**The task**
Print the complete set of entries exactly.

(Data records)
= = = = =
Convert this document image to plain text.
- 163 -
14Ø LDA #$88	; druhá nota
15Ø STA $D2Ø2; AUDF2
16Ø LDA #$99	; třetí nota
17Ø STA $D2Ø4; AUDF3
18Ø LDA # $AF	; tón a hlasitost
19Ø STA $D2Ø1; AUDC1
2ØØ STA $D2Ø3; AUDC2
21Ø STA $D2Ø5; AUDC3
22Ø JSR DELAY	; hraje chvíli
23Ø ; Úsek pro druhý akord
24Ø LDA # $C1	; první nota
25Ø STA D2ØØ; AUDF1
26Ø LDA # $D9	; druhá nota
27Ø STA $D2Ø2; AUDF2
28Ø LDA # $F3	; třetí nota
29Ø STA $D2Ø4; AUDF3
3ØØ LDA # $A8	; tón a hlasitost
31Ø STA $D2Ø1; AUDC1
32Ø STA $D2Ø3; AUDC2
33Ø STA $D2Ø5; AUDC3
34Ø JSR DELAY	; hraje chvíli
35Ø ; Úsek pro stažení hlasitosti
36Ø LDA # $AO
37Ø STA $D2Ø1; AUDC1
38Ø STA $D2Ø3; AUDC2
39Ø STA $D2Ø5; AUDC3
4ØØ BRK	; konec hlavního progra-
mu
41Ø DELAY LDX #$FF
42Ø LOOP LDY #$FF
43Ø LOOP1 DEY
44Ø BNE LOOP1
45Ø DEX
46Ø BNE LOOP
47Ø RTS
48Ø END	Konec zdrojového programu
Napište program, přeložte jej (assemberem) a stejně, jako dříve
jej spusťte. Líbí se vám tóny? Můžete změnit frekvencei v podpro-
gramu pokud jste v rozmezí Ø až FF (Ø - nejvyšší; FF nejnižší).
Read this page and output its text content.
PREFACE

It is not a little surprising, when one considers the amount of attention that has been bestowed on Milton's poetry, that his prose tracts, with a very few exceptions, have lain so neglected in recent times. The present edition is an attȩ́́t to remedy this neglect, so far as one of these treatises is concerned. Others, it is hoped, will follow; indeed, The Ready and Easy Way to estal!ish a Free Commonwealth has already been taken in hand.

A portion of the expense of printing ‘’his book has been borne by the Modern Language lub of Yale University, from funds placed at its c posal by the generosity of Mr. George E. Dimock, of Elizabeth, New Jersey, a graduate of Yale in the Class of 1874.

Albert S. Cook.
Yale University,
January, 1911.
= = = = =
**Final result**
Convert this document image to plain text.
- 163 -
14Ø LDA #$88	; druhá nota
15Ø STA $D2Ø2; AUDF2
16Ø LDA #$99	; třetí nota
17Ø STA $D2Ø4; AUDF3
18Ø LDA # $AF	; tón a hlasitost
19Ø STA $D2Ø1; AUDC1
2ØØ STA $D2Ø3; AUDC2
21Ø STA $D2Ø5; AUDC3
22Ø JSR DELAY	; hraje chvíli
23Ø ; Úsek pro druhý akord
24Ø LDA # $C1	; první nota
25Ø STA D2ØØ; AUDF1
26Ø LDA # $D9	; druhá nota
27Ø STA $D2Ø2; AUDF2
28Ø LDA # $F3	; třetí nota
29Ø STA $D2Ø4; AUDF3
3ØØ LDA # $A8	; tón a hlasitost
31Ø STA $D2Ø1; AUDC1
32Ø STA $D2Ø3; AUDC2
33Ø STA $D2Ø5; AUDC3
34Ø JSR DELAY	; hraje chvíli
35Ø ; Úsek pro stažení hlasitosti
36Ø LDA # $AO
37Ø STA $D2Ø1; AUDC1
38Ø STA $D2Ø3; AUDC2
39Ø STA $D2Ø5; AUDC3
4ØØ BRK	; konec hlavního progra-
mu
41Ø DELAY LDX #$FF
42Ø LOOP LDY #$FF
43Ø LOOP1 DEY
44Ø BNE LOOP1
45Ø DEX
46Ø BNE LOOP
47Ø RTS
48Ø END	Konec zdrojového programu
Napište program, přeložte jej (assemberem) a stejně, jako dříve
jej spusťte. Líbí se vám tóny? Můžete změnit frekvencei v podpro-
gramu pokud jste v rozmezí Ø až FF (Ø - nejvyšší; FF nejnižší).
Read this page and output its text content.
PREFACE

It is not a little surprising, when one considers the amount of attention that has been bestowed on Milton's poetry, that his prose tracts, with a very few exceptions, have lain so neglected in recent times. The present edition is an attȩ́́t to remedy this neglect, so far as one of these treatises is concerned. Others, it is hoped, will follow; indeed, The Ready and Easy Way to estal!ish a Free Commonwealth has already been taken in hand.

A portion of the expense of printing ‘’his book has been borne by the Modern Language lub of Yale University, from funds placed at its c posal by the generosity of Mr. George E. Dimock, of Elizabeth, New Jersey, a graduate of Yale in the Class of 1874.

Albert S. Cook.
Yale University,
January, 1911.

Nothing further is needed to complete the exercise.